Tasks and exercises >>
A. In the human capital trends text, what percentage of Southeast Asian respondents have a strong digital leadership development program?
B. In the entries, begin at the line that has "figure-2-legend xyxy=(288,815,550,831)" and stop after the line that has "river-label-char-2: 萨 xyxy=(423,764,434,777)". Write out only those lines again, swapping "footer-mark" for "footer-badge" and leaving everything else unchanged.

Text extract >>
=-=-=-=-=
In Southeast Asia, Talent Acquisition, Organization of the Future and Careers & Learning has emerged as the top 3 human capital trends for 2017. This is according to Deloitte’s annual Human Capital Trends report, titled “Rewriting the rules of the digital age”.
“We live in a digital first world and the impact of that is being felt by organizations here in Southeast Asia. HR professionals and business leaders are trying to make meaning of the ever accelerating digital challenges and manifestations,” said Mark Maclean, Deloitte Southeast Asia, Human Capital Consulting Leader.
Leadership continues to be a key priority for organizations. With the transition into digitalization, high-performing leaders today need different skills and expertise than in generations past, yet most organizations have not moved rapidly enough to develop digital leaders, promote young leaders, and build new leadership models.
The results from Southeast Asia show that even though 87 percent of the respondents feel that digital and transformational leadership is important, only 5 percent have a strong digital leadership development program. 12 percent of the respondents indicate that they did not have any significant program in place.
“The demands on leadership have increased remarkably in a relatively short period of time. Leaders are now being asked to lead within the context of digital disruption, changing employee demographics, and changing contours of the external geo political world. Leaders now have to change across three dimensions – Cognitive, Behavioural and Emotional often with very little support within their respective organizations,” said Pushp Deep Gupta, Executive Director, Deloitte Southeast Asia Human Capital Consulting.
According to this year’s report, HR and talent management professionals need to embrace digital and reinvent their strategies to be in tandem with the speed, with which the twenty-first century workforce is changing and evolving.
It appears that HR and talent management professionals in Southeast Asia have some way to go in this regard. While 64 percent respondents acknowledge that HR should be involved as an advisor in some way, as their organizations move towards augmenting the talent pool with robotics, cognitive tools and AI systems, none of them think that HR should be leading the effort.
36% feel that HR should be minimally involved at most. “HR has forever been asked to align itself to the business agenda of their respective organizations. Now there is an additional set of challenges and demands act with agility, build digital mindset and showcase 10X thinking,” said Mark.
Only 11 Percent Global Companies are prepared to build the Organization of the Future
Driven by the ongoing digital revolution and demographic, political, and social forces, globally almost 90 percent of HR and business leaders rate building the organization of the future as their highest priority.
In the 2017 Global Human Capital Trends report, Deloitte issues a call-to-action for companies to completely reconsider their organizational structure, talent and HR strategies to keep pace with digital disruption.
“Technology is advancing at an unprecedented rate and these innovations have completely transformed the way we live, work and communicate,” said Josh Bersin, principal and founder, Bersin by Deloitte, Deloitte Consulting LLP. “Ultimately, the digital world of work has changed the rules of business. Organizations should shift their entire mind-set and behaviours to ensure they can lead, organize, motivate, manage and engage the 21st century workforce, or risk being left behind.”
=-=-=-=-=
Input for this task >>

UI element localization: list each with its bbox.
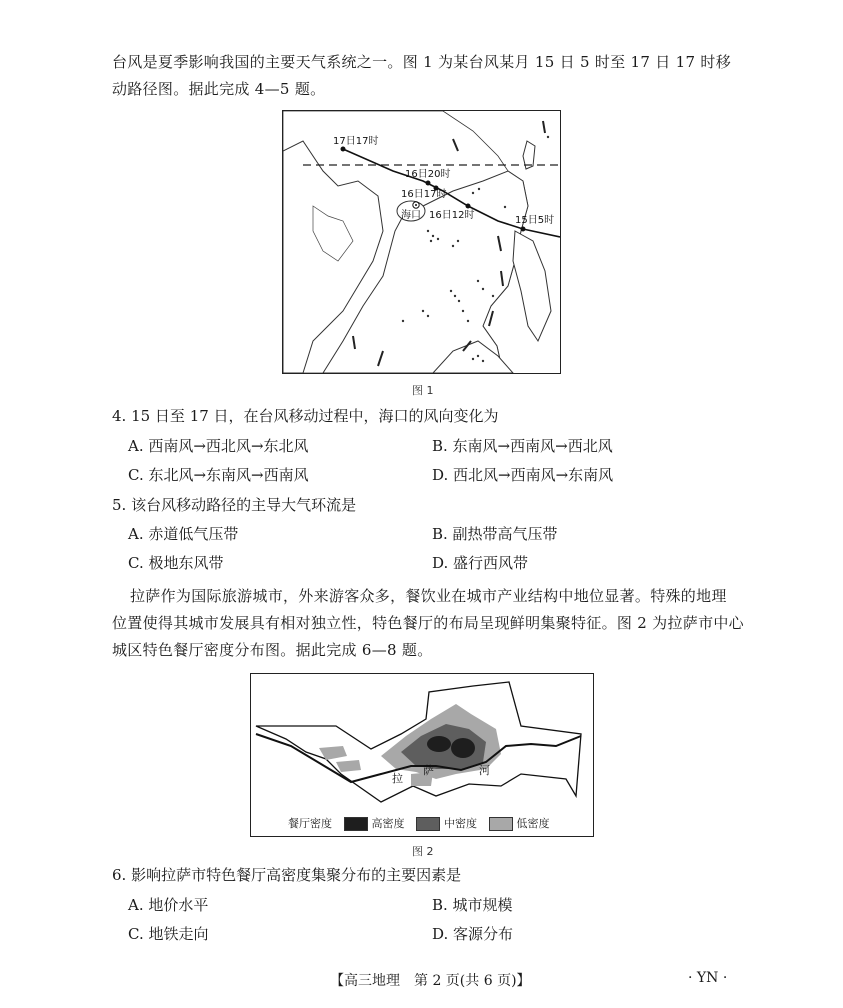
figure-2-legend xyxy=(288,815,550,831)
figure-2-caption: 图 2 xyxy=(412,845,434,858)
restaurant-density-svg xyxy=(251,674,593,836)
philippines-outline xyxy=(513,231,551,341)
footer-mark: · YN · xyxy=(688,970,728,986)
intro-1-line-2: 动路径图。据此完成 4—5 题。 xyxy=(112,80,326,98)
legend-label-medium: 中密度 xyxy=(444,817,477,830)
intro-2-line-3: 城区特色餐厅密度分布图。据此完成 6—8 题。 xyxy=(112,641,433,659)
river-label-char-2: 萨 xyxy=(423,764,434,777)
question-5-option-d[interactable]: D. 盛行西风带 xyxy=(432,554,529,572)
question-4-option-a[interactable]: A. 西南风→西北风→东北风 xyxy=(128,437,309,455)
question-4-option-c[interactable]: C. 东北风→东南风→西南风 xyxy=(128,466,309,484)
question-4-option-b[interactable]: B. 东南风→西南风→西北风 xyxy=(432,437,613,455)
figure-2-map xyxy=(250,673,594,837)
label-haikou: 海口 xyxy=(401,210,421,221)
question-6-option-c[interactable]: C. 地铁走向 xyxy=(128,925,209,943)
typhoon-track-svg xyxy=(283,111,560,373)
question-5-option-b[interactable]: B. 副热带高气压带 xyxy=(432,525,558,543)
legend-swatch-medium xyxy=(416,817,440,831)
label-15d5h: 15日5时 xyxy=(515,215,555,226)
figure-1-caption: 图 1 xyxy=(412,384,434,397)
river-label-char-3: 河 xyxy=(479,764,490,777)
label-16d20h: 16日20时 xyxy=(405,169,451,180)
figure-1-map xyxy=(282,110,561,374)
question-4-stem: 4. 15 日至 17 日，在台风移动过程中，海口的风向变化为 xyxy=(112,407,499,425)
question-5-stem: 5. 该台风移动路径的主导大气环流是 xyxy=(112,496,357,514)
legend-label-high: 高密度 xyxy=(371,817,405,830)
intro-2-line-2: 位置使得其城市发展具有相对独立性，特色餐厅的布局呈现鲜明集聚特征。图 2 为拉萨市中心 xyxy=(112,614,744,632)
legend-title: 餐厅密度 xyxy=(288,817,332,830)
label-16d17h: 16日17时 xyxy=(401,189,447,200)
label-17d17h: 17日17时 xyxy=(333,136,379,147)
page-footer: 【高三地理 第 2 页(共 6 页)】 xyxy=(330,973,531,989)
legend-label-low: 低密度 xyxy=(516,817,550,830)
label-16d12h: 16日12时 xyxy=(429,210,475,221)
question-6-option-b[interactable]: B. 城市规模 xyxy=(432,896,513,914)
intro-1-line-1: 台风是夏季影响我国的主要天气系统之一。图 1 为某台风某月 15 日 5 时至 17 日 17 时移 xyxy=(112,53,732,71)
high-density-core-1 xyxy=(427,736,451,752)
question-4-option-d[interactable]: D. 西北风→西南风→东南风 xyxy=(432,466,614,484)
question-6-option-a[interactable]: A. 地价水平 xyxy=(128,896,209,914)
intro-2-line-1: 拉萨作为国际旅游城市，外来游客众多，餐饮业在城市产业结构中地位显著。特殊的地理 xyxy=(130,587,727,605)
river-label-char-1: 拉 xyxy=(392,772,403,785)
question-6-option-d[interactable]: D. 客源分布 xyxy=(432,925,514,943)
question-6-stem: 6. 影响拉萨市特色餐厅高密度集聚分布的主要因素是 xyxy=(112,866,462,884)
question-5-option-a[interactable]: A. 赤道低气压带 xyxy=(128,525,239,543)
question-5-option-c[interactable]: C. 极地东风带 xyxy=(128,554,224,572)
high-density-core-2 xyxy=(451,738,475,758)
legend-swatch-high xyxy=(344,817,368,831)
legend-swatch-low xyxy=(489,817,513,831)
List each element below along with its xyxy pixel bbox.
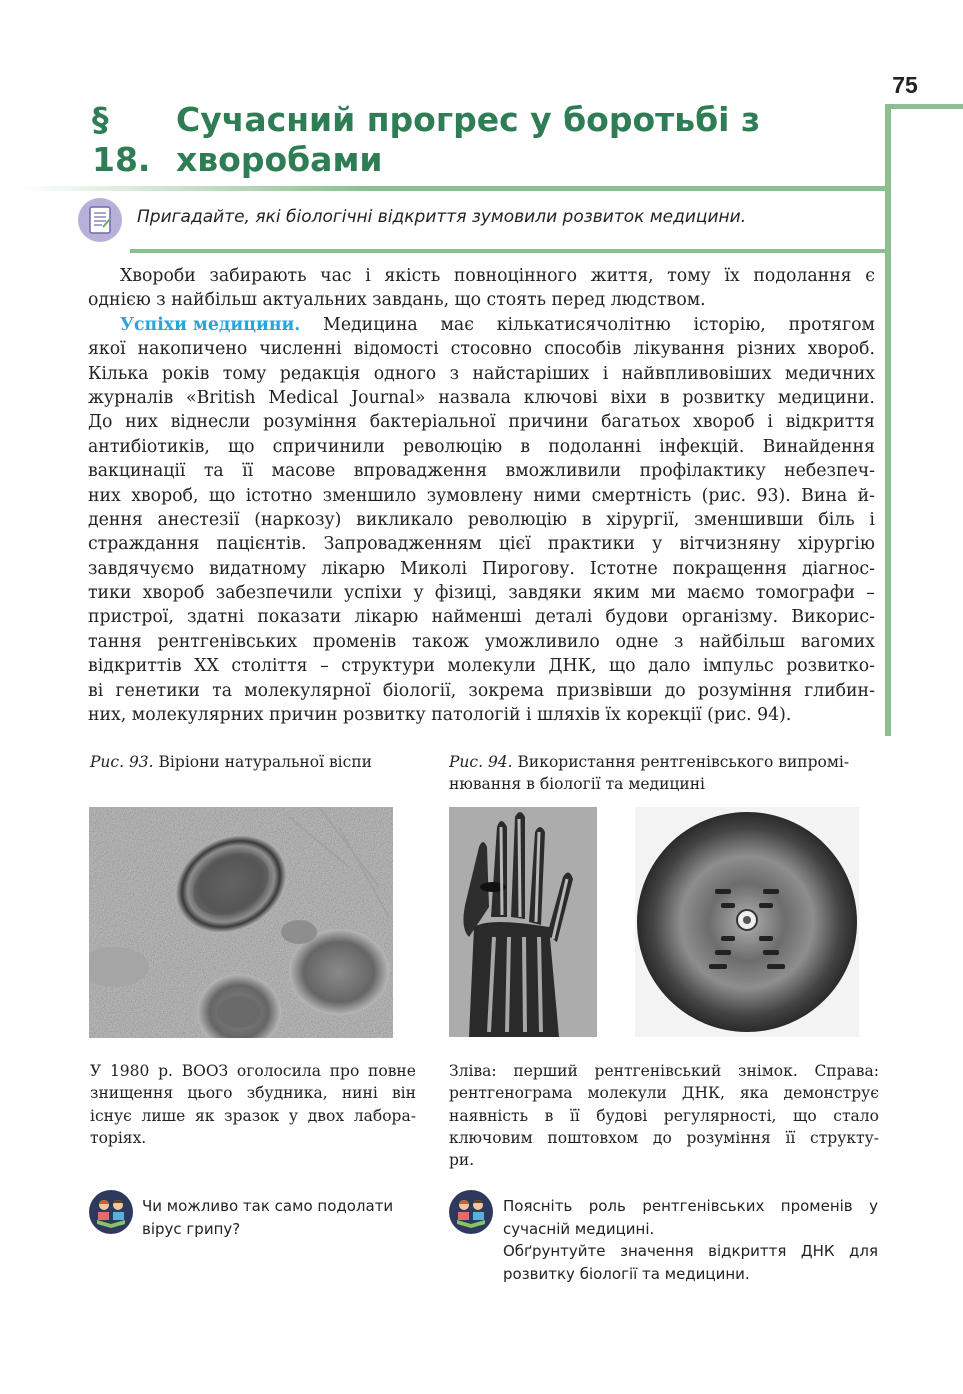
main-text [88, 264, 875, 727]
=-=-=-=-=
Set of answers >>
A. 5 percent

B.
figure-2-legend xyxy=(288,815,550,831)
figure-2-caption: 图 2 xyxy=(412,845,434,858)
restaurant-density-svg xyxy=(251,674,593,836)
philippines-outline xyxy=(513,231,551,341)
footer-badge: · YN · xyxy=(688,970,728,986)
intro-1-line-2: 动路径图。据此完成 4—5 题。 xyxy=(112,80,326,98)
legend-label-medium: 中密度 xyxy=(444,817,477,830)
intro-2-line-3: 城区特色餐厅密度分布图。据此完成 6—8 题。 xyxy=(112,641,433,659)
river-label-char-2: 萨 xyxy=(423,764,434,777)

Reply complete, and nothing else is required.